*Supplied material*
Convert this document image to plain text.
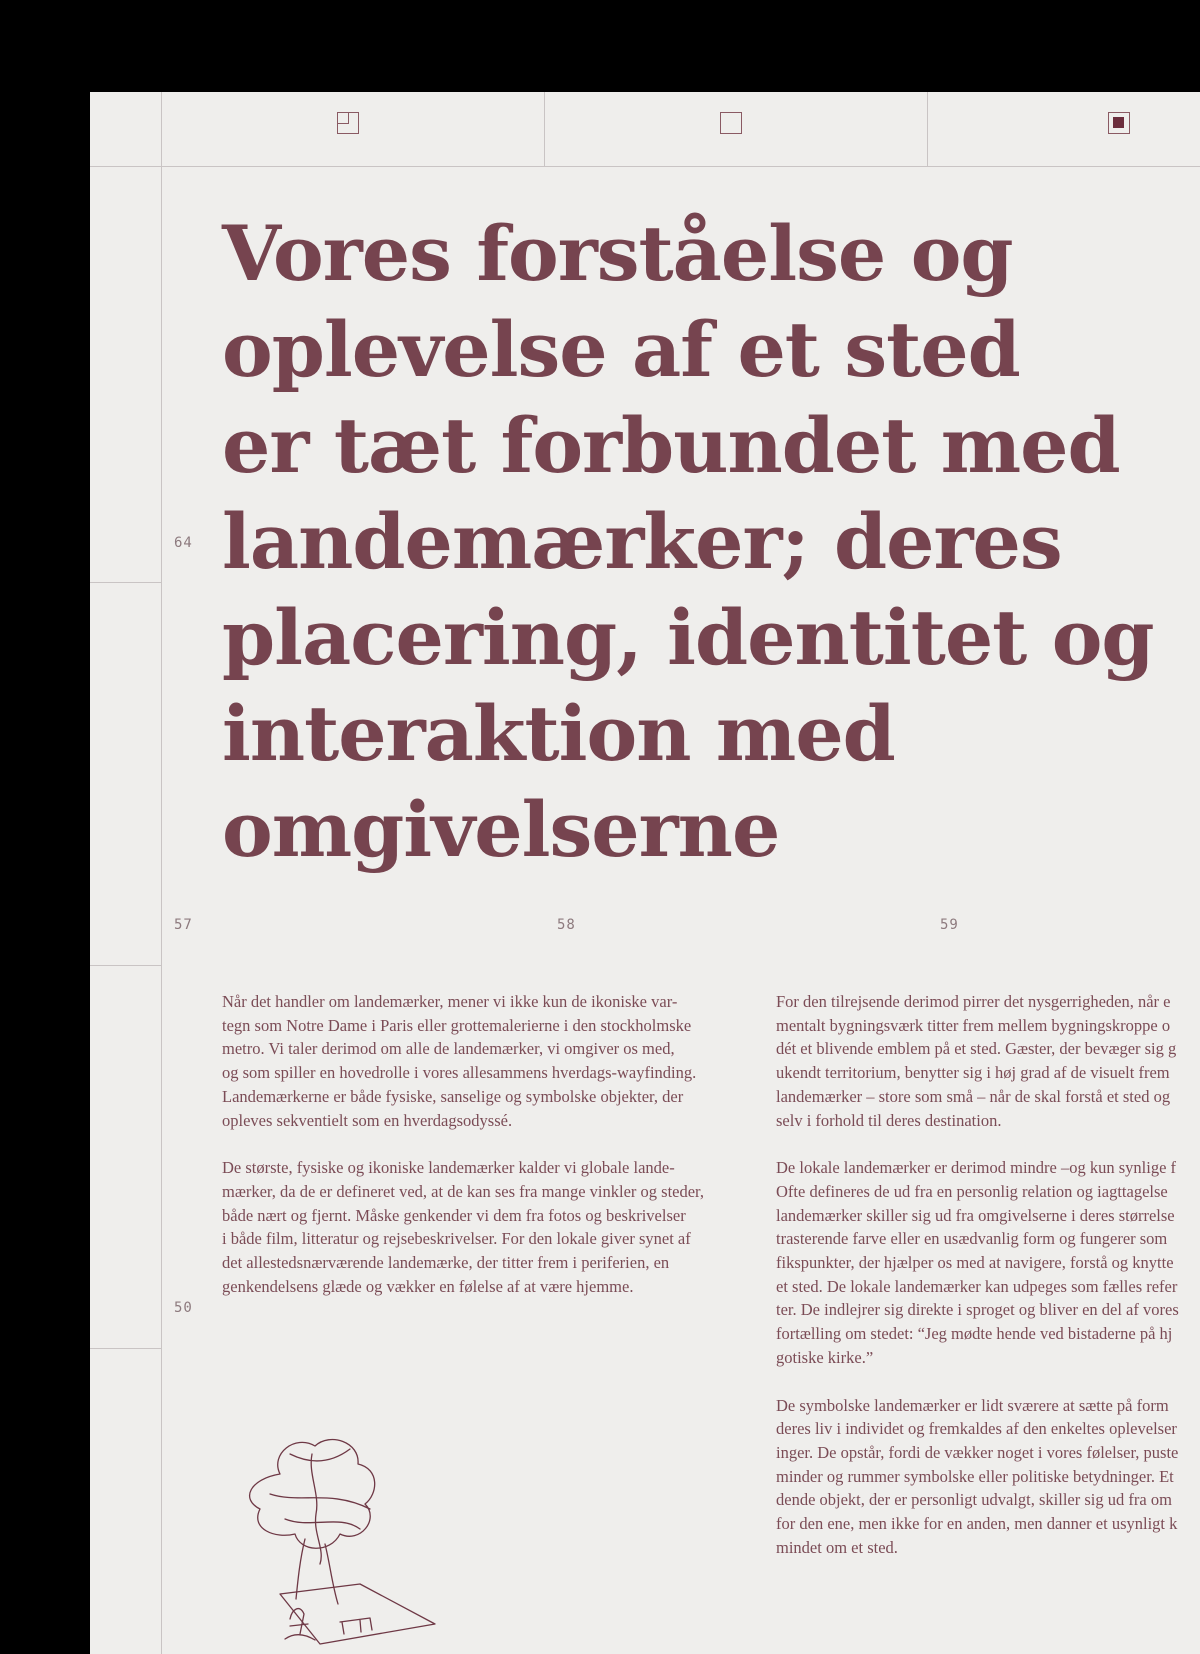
64
57	58	59
50
Vores forståelse og
oplevelse af et sted
er tæt forbundet med
landemærker; deres
placering, identitet og
interaktion med
omgivelserne

Når det handler om landemærker, mener vi ikke kun de ikoniske var-
tegn som Notre Dame i Paris eller grottemalerierne i den stockholmske
metro. Vi taler derimod om alle de landemærker, vi omgiver os med,
og som spiller en hovedrolle i vores allesammens hverdags-wayfinding.
Landemærkerne er både fysiske, sanselige og symbolske objekter, der
opleves sekventielt som en hverdagsodyssé.

De største, fysiske og ikoniske landemærker kalder vi globale lande-
mærker, da de er defineret ved, at de kan ses fra mange vinkler og steder,
både nært og fjernt. Måske genkender vi dem fra fotos og beskrivelser
i både film, litteratur og rejsebeskrivelser. For den lokale giver synet af
det allestedsnærværende landemærke, der titter frem i periferien, en
genkendelsens glæde og vækker en følelse af at være hjemme.

For den tilrejsende derimod pirrer det nysgerrigheden, når e
mentalt bygningsværk titter frem mellem bygningskroppe o
dét et blivende emblem på et sted. Gæster, der bevæger sig g
ukendt territorium, benytter sig i høj grad af de visuelt frem
landemærker – store som små – når de skal forstå et sted og
selv i forhold til deres destination.

De lokale landemærker er derimod mindre –og kun synlige f
Ofte defineres de ud fra en personlig relation og iagttagelse
landemærker skiller sig ud fra omgivelserne i deres størrelse
trasterende farve eller en usædvanlig form og fungerer som
fikspunkter, der hjælper os med at navigere, forstå og knytte
et sted. De lokale landemærker kan udpeges som fælles refer
ter. De indlejrer sig direkte i sproget og bliver en del af vores
fortælling om stedet: “Jeg mødte hende ved bistaderne på hj
gotiske kirke.”

De symbolske landemærker er lidt sværere at sætte på form
deres liv i individet og fremkaldes af den enkeltes oplevelser
inger. De opstår, fordi de vækker noget i vores følelser, puste
minder og rummer symbolske eller politiske betydninger. Et
dende objekt, der er personligt udvalgt, skiller sig ud fra om
for den ene, men ikke for en anden, men danner et usynligt k
mindet om et sted.
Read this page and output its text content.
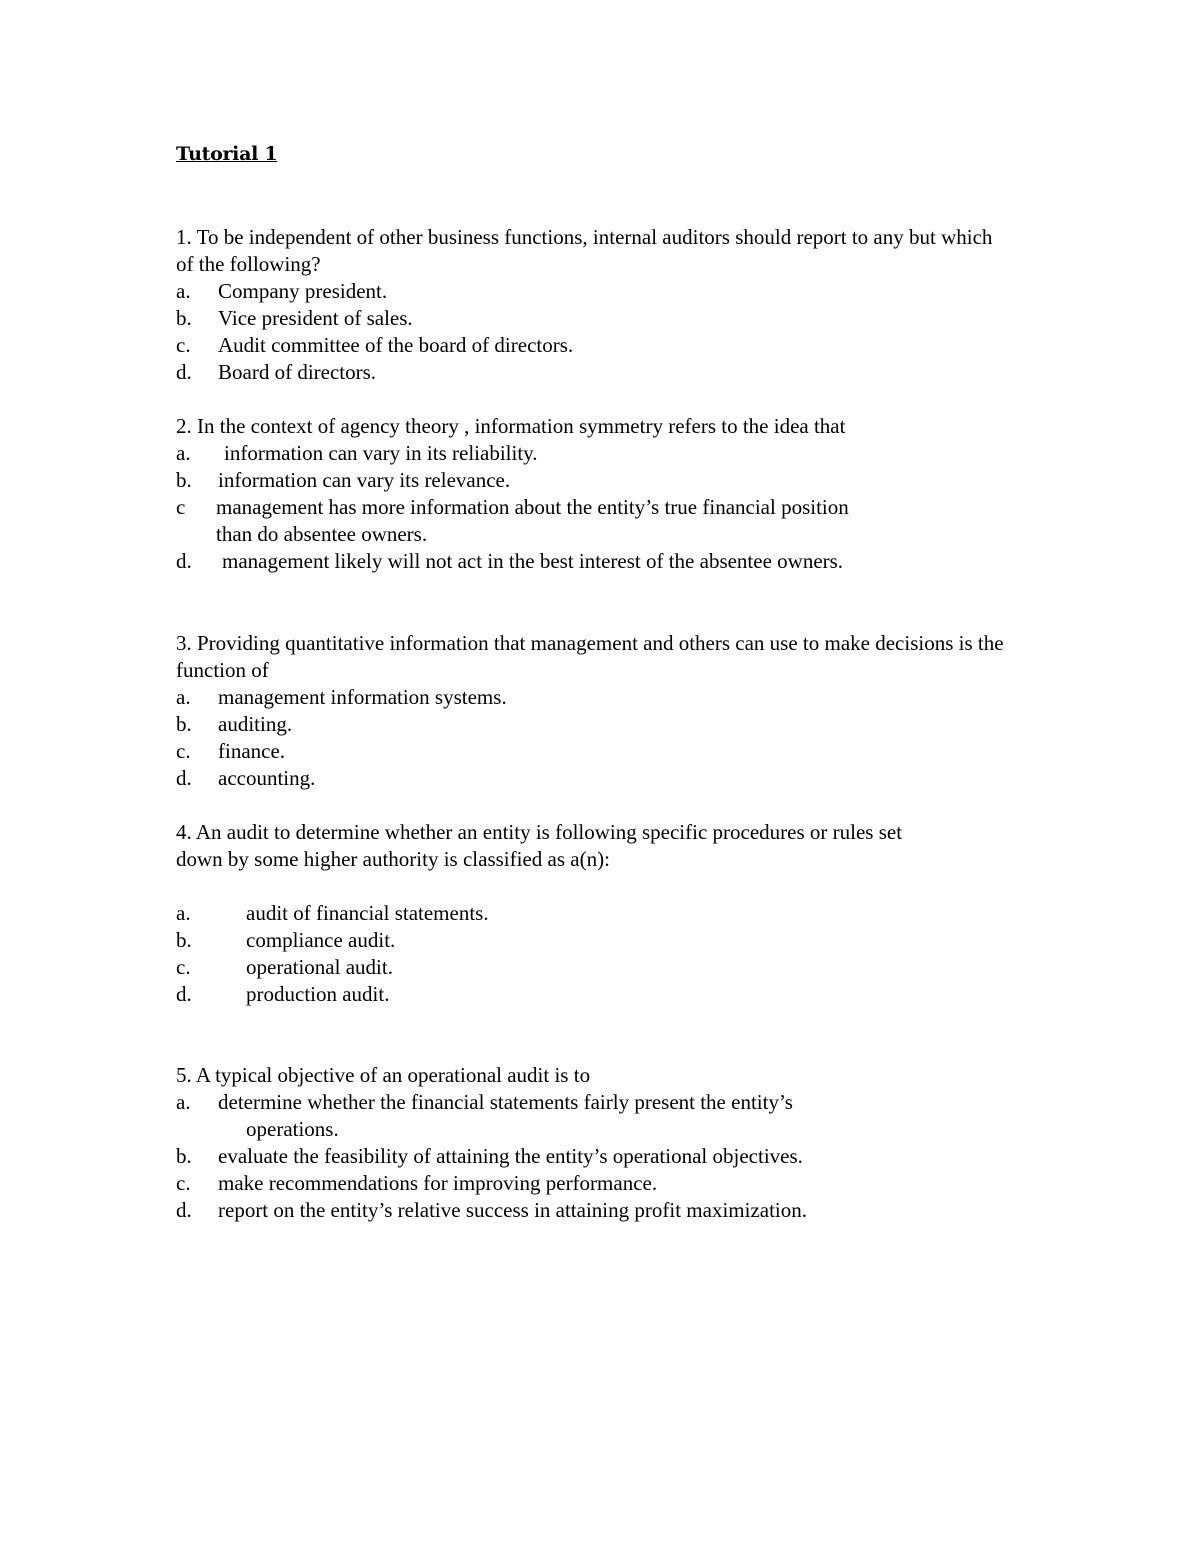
Tutorial 1
1. To be independent of other business functions, internal auditors should report to any but which
of the following?
a. Company president.
b. Vice president of sales.
c. Audit committee of the board of directors.
d. Board of directors.
2. In the context of agency theory , information symmetry refers to the idea that
a. information can vary in its reliability.
b. information can vary its relevance.
c management has more information about the entity’s true financial position
than do absentee owners.
d. management likely will not act in the best interest of the absentee owners.
3. Providing quantitative information that management and others can use to make decisions is the
function of
a. management information systems.
b. auditing.
c. finance.
d. accounting.
4. An audit to determine whether an entity is following specific procedures or rules set
down by some higher authority is classified as a(n):
a.	audit of financial statements.
b.	compliance audit.
c.	operational audit.
d.	production audit.
5. A typical objective of an operational audit is to
a. determine whether the financial statements fairly present the entity’s
operations.
b. evaluate the feasibility of attaining the entity’s operational objectives.
c. make recommendations for improving performance.
d. report on the entity’s relative success in attaining profit maximization.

*Requirement*
Copy the records above exactly, leaving out every picture.

*Worked answer*
Convert this document image to plain text.
64
57	58	59
50
Vores forståelse og
oplevelse af et sted
er tæt forbundet med
landemærker; deres
placering, identitet og
interaktion med
omgivelserne

Når det handler om landemærker, mener vi ikke kun de ikoniske var-
tegn som Notre Dame i Paris eller grottemalerierne i den stockholmske
metro. Vi taler derimod om alle de landemærker, vi omgiver os med,
og som spiller en hovedrolle i vores allesammens hverdags-wayfinding.
Landemærkerne er både fysiske, sanselige og symbolske objekter, der
opleves sekventielt som en hverdagsodyssé.

De største, fysiske og ikoniske landemærker kalder vi globale lande-
mærker, da de er defineret ved, at de kan ses fra mange vinkler og steder,
både nært og fjernt. Måske genkender vi dem fra fotos og beskrivelser
i både film, litteratur og rejsebeskrivelser. For den lokale giver synet af
det allestedsnærværende landemærke, der titter frem i periferien, en
genkendelsens glæde og vækker en følelse af at være hjemme.

For den tilrejsende derimod pirrer det nysgerrigheden, når e
mentalt bygningsværk titter frem mellem bygningskroppe o
dét et blivende emblem på et sted. Gæster, der bevæger sig g
ukendt territorium, benytter sig i høj grad af de visuelt frem
landemærker – store som små – når de skal forstå et sted og
selv i forhold til deres destination.

De lokale landemærker er derimod mindre –og kun synlige f
Ofte defineres de ud fra en personlig relation og iagttagelse
landemærker skiller sig ud fra omgivelserne i deres størrelse
trasterende farve eller en usædvanlig form og fungerer som
fikspunkter, der hjælper os med at navigere, forstå og knytte
et sted. De lokale landemærker kan udpeges som fælles refer
ter. De indlejrer sig direkte i sproget og bliver en del af vores
fortælling om stedet: “Jeg mødte hende ved bistaderne på hj
gotiske kirke.”

De symbolske landemærker er lidt sværere at sætte på form
deres liv i individet og fremkaldes af den enkeltes oplevelser
inger. De opstår, fordi de vækker noget i vores følelser, puste
minder og rummer symbolske eller politiske betydninger. Et
dende objekt, der er personligt udvalgt, skiller sig ud fra om
for den ene, men ikke for en anden, men danner et usynligt k
mindet om et sted.
Read this page and output its text content.
Tutorial 1
1. To be independent of other business functions, internal auditors should report to any but which
of the following?
a. Company president.
b. Vice president of sales.
c. Audit committee of the board of directors.
d. Board of directors.
2. In the context of agency theory , information symmetry refers to the idea that
a. information can vary in its reliability.
b. information can vary its relevance.
c management has more information about the entity’s true financial position
than do absentee owners.
d. management likely will not act in the best interest of the absentee owners.
3. Providing quantitative information that management and others can use to make decisions is the
function of
a. management information systems.
b. auditing.
c. finance.
d. accounting.
4. An audit to determine whether an entity is following specific procedures or rules set
down by some higher authority is classified as a(n):
a.	audit of financial statements.
b.	compliance audit.
c.	operational audit.
d.	production audit.
5. A typical objective of an operational audit is to
a. determine whether the financial statements fairly present the entity’s
operations.
b. evaluate the feasibility of attaining the entity’s operational objectives.
c. make recommendations for improving performance.
d. report on the entity’s relative success in attaining profit maximization.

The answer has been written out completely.